AIM OF THE EXERCISE: Each entry that follows must be output without any deviation.

(Stored data)
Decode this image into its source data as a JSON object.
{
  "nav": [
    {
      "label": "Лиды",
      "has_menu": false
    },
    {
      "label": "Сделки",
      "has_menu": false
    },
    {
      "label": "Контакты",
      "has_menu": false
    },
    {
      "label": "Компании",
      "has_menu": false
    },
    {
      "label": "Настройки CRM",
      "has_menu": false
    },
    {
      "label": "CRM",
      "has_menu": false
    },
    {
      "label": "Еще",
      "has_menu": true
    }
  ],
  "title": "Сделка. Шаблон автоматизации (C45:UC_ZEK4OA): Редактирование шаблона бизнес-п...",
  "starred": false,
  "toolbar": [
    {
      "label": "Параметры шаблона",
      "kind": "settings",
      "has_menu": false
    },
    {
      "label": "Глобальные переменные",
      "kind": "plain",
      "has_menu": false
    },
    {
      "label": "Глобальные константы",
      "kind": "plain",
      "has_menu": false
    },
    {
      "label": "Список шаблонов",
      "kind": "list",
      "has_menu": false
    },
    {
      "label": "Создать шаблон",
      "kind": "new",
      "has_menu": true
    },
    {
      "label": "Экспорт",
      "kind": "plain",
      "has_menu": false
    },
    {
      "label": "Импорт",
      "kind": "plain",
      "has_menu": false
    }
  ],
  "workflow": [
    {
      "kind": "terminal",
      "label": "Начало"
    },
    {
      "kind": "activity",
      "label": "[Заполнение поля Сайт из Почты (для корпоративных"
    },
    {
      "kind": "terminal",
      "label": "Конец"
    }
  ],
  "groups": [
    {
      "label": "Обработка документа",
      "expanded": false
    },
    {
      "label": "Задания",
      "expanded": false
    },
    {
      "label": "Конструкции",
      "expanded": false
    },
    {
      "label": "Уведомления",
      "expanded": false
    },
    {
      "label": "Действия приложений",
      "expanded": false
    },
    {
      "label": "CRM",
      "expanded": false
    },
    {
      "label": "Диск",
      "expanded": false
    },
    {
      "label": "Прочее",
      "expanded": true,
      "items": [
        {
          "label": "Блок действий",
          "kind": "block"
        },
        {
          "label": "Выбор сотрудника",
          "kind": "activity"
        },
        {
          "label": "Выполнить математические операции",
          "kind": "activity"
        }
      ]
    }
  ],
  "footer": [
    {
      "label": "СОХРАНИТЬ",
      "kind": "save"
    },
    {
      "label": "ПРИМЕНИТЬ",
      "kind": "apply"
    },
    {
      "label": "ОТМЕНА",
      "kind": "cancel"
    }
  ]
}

FINAL RESULT:
Decode this image into its source data as a JSON object.
{
  "nav": [
    {
      "label": "Лиды",
      "has_menu": false
    },
    {
      "label": "Сделки",
      "has_menu": false
    },
    {
      "label": "Контакты",
      "has_menu": false
    },
    {
      "label": "Компании",
      "has_menu": false
    },
    {
      "label": "Настройки CRM",
      "has_menu": false
    },
    {
      "label": "CRM",
      "has_menu": false
    },
    {
      "label": "Еще",
      "has_menu": true
    }
  ],
  "title": "Сделка. Шаблон автоматизации (C45:UC_ZEK4OA): Редактирование шаблона бизнес-п...",
  "starred": false,
  "toolbar": [
    {
      "label": "Параметры шаблона",
      "kind": "settings",
      "has_menu": false
    },
    {
      "label": "Глобальные переменные",
      "kind": "plain",
      "has_menu": false
    },
    {
      "label": "Глобальные константы",
      "kind": "plain",
      "has_menu": false
    },
    {
      "label": "Список шаблонов",
      "kind": "list",
      "has_menu": false
    },
    {
      "label": "Создать шаблон",
      "kind": "new",
      "has_menu": true
    },
    {
      "label": "Экспорт",
      "kind": "plain",
      "has_menu": false
    },
    {
      "label": "Импорт",
      "kind": "plain",
      "has_menu": false
    }
  ],
  "workflow": [
    {
      "kind": "terminal",
      "label": "Начало"
    },
    {
      "kind": "activity",
      "label": "[Заполнение поля Сайт из Почты (для корпоративных"
    },
    {
      "kind": "terminal",
      "label": "Конец"
    }
  ],
  "groups": [
    {
      "label": "Обработка документа",
      "expanded": false
    },
    {
      "label": "Задания",
      "expanded": false
    },
    {
      "label": "Конструкции",
      "expanded": false
    },
    {
      "label": "Уведомления",
      "expanded": false
    },
    {
      "label": "Действия приложений",
      "expanded": false
    },
    {
      "label": "CRM",
      "expanded": false
    },
    {
      "label": "Диск",
      "expanded": false
    },
    {
      "label": "Прочее",
      "expanded": true,
      "items": [
        {
          "label": "Блок действий",
          "kind": "block"
        },
        {
          "label": "Выбор сотрудника",
          "kind": "activity"
        },
        {
          "label": "Выполнить математические операции",
          "kind": "activity"
        }
      ]
    }
  ],
  "footer": [
    {
      "label": "СОХРАНИТЬ",
      "kind": "save"
    },
    {
      "label": "ПРИМЕНИТЬ",
      "kind": "apply"
    },
    {
      "label": "ОТМЕНА",
      "kind": "cancel"
    }
  ]
}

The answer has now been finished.